• The request
Could you duplicate the rows below, the stretch from the line containing "seek-icon[interactable]: ✥ <box>245 350" through the line containing "column-label: 8 <box>456 290 460 299</box>", with nothing changed?

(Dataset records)
----

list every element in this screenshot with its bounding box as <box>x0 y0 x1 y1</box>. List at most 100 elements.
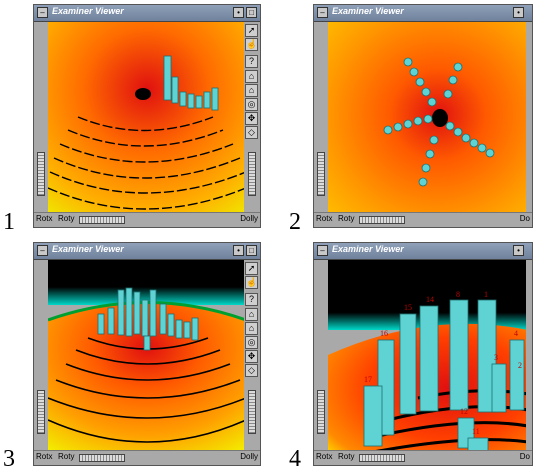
seek-icon[interactable]: ✥ <box>245 350 258 363</box>
examiner-viewer-2: – Examiner Viewer • <box>313 4 533 228</box>
minimize-button[interactable]: • <box>233 7 244 18</box>
minimize-button[interactable]: • <box>513 245 524 256</box>
set-home-icon[interactable]: ⌂ <box>245 322 258 335</box>
center-pit <box>432 109 448 127</box>
window-title: Examiner Viewer <box>52 244 124 254</box>
view-all-icon[interactable]: ◎ <box>245 98 258 111</box>
rotx-wheel[interactable] <box>37 152 45 196</box>
projection-icon[interactable]: ◇ <box>245 126 258 139</box>
column-label: 12 <box>460 407 468 416</box>
render-area[interactable]: 14 8 1 15 16 3 4 2 17 12 11 <box>328 260 526 451</box>
column-label: 2 <box>518 361 522 370</box>
window-menu-button[interactable]: – <box>37 7 48 18</box>
bottom-wheel-panel: Rotx Roty Do <box>314 212 532 227</box>
column-label: 8 <box>456 290 460 299</box>
column-label: 4 <box>514 329 518 338</box>
left-wheel-panel <box>314 22 328 213</box>
roty-label: Roty <box>338 214 355 223</box>
column-label: 17 <box>364 375 372 384</box>
title-bar: – Examiner Viewer • <box>314 5 532 22</box>
projection-icon[interactable]: ◇ <box>245 364 258 377</box>
ground-plane <box>48 22 244 213</box>
center-pit <box>135 88 151 100</box>
column-label: 15 <box>404 303 412 312</box>
contour-rings <box>48 116 244 210</box>
rotx-wheel[interactable] <box>37 390 45 434</box>
figure-number-4: 4 <box>289 446 301 472</box>
roty-wheel[interactable] <box>79 216 125 224</box>
roty-label: Roty <box>338 452 355 461</box>
figure-number-2: 2 <box>289 209 301 235</box>
column-labels: 14 8 1 15 16 3 4 2 17 12 11 <box>364 290 522 436</box>
window-menu-button[interactable]: – <box>317 7 328 18</box>
column-label: 14 <box>426 295 434 304</box>
bottom-wheel-panel: Rotx Roty Dolly <box>34 212 260 227</box>
view-hand-icon[interactable]: ☝ <box>245 276 258 289</box>
window-title: Examiner Viewer <box>332 244 404 254</box>
contour-rings <box>48 337 244 443</box>
help-icon[interactable]: ? <box>245 293 258 306</box>
figure-number-3: 3 <box>3 446 15 472</box>
left-wheel-panel <box>34 260 48 451</box>
sky <box>48 260 244 305</box>
window-title: Examiner Viewer <box>332 6 404 16</box>
dolly-label: Dolly <box>240 214 258 223</box>
column-label: 3 <box>494 353 498 362</box>
figure-number-1: 1 <box>3 209 15 235</box>
window-menu-button[interactable]: – <box>37 245 48 256</box>
bottom-wheel-panel: Rotx Roty Do <box>314 450 532 465</box>
render-area[interactable] <box>328 22 526 213</box>
minimize-button[interactable]: • <box>513 7 524 18</box>
set-home-icon[interactable]: ⌂ <box>245 84 258 97</box>
dolly-label: Do <box>519 452 530 461</box>
dolly-wheel[interactable] <box>248 152 256 196</box>
roty-label: Roty <box>58 452 75 461</box>
view-all-icon[interactable]: ◎ <box>245 336 258 349</box>
minimize-button[interactable]: • <box>233 245 244 256</box>
columns <box>97 287 199 351</box>
window-title: Examiner Viewer <box>52 6 124 16</box>
bottom-wheel-panel: Rotx Roty Dolly <box>34 450 260 465</box>
title-bar: – Examiner Viewer • □ <box>34 243 260 260</box>
rotx-label: Rotx <box>36 452 53 461</box>
columns <box>163 55 219 111</box>
rotx-label: Rotx <box>316 214 333 223</box>
maximize-button[interactable]: □ <box>246 7 257 18</box>
left-wheel-panel <box>314 260 328 451</box>
left-wheel-panel <box>34 22 48 213</box>
columns <box>363 299 525 451</box>
seek-icon[interactable]: ✥ <box>245 112 258 125</box>
maximize-button[interactable]: □ <box>246 245 257 256</box>
pick-arrow-icon[interactable]: ➚ <box>245 262 258 275</box>
examiner-viewer-4: – Examiner Viewer • <box>313 242 533 466</box>
roty-wheel[interactable] <box>79 454 125 462</box>
pick-arrow-icon[interactable]: ➚ <box>245 24 258 37</box>
rotx-wheel[interactable] <box>317 152 325 196</box>
title-bar: – Examiner Viewer • □ <box>34 5 260 22</box>
render-area[interactable] <box>48 260 244 451</box>
home-icon[interactable]: ⌂ <box>245 308 258 321</box>
dolly-label: Dolly <box>240 452 258 461</box>
viewer-toolbar: ➚ ☝ ? ⌂ ⌂ ◎ ✥ ◇ <box>244 260 260 451</box>
rotx-wheel[interactable] <box>317 390 325 434</box>
column-label: 1 <box>484 290 488 299</box>
roty-wheel[interactable] <box>359 216 405 224</box>
examiner-viewer-3: – Examiner Viewer • □ <box>33 242 261 466</box>
rotx-label: Rotx <box>36 214 53 223</box>
home-icon[interactable]: ⌂ <box>245 70 258 83</box>
help-icon[interactable]: ? <box>245 55 258 68</box>
roty-wheel[interactable] <box>359 454 405 462</box>
render-area[interactable] <box>48 22 244 213</box>
examiner-viewer-1: – Examiner Viewer • □ <box>33 4 261 228</box>
column-label: 11 <box>472 427 480 436</box>
viewer-toolbar: ➚ ☝ ? ⌂ ⌂ ◎ ✥ ◇ <box>244 22 260 213</box>
window-menu-button[interactable]: – <box>317 245 328 256</box>
dolly-label: Do <box>519 214 530 223</box>
column-label: 16 <box>380 329 388 338</box>
roty-label: Roty <box>58 214 75 223</box>
rotx-label: Rotx <box>316 452 333 461</box>
view-hand-icon[interactable]: ☝ <box>245 38 258 51</box>
dolly-wheel[interactable] <box>248 390 256 434</box>
title-bar: – Examiner Viewer • <box>314 243 532 260</box>
columns <box>383 57 495 187</box>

----

• Output for this exercise
seek-icon[interactable]: ✥ <box>245 350 258 363</box>
examiner-viewer-2: – Examiner Viewer • <box>313 4 533 228</box>
minimize-button[interactable]: • <box>233 7 244 18</box>
minimize-button[interactable]: • <box>513 245 524 256</box>
set-home-icon[interactable]: ⌂ <box>245 322 258 335</box>
center-pit <box>432 109 448 127</box>
window-title: Examiner Viewer <box>52 244 124 254</box>
view-all-icon[interactable]: ◎ <box>245 98 258 111</box>
rotx-wheel[interactable] <box>37 152 45 196</box>
projection-icon[interactable]: ◇ <box>245 126 258 139</box>
column-label: 12 <box>460 407 468 416</box>
render-area[interactable]: 14 8 1 15 16 3 4 2 17 12 11 <box>328 260 526 451</box>
column-label: 2 <box>518 361 522 370</box>
window-menu-button[interactable]: – <box>37 7 48 18</box>
bottom-wheel-panel: Rotx Roty Do <box>314 212 532 227</box>
column-label: 8 <box>456 290 460 299</box>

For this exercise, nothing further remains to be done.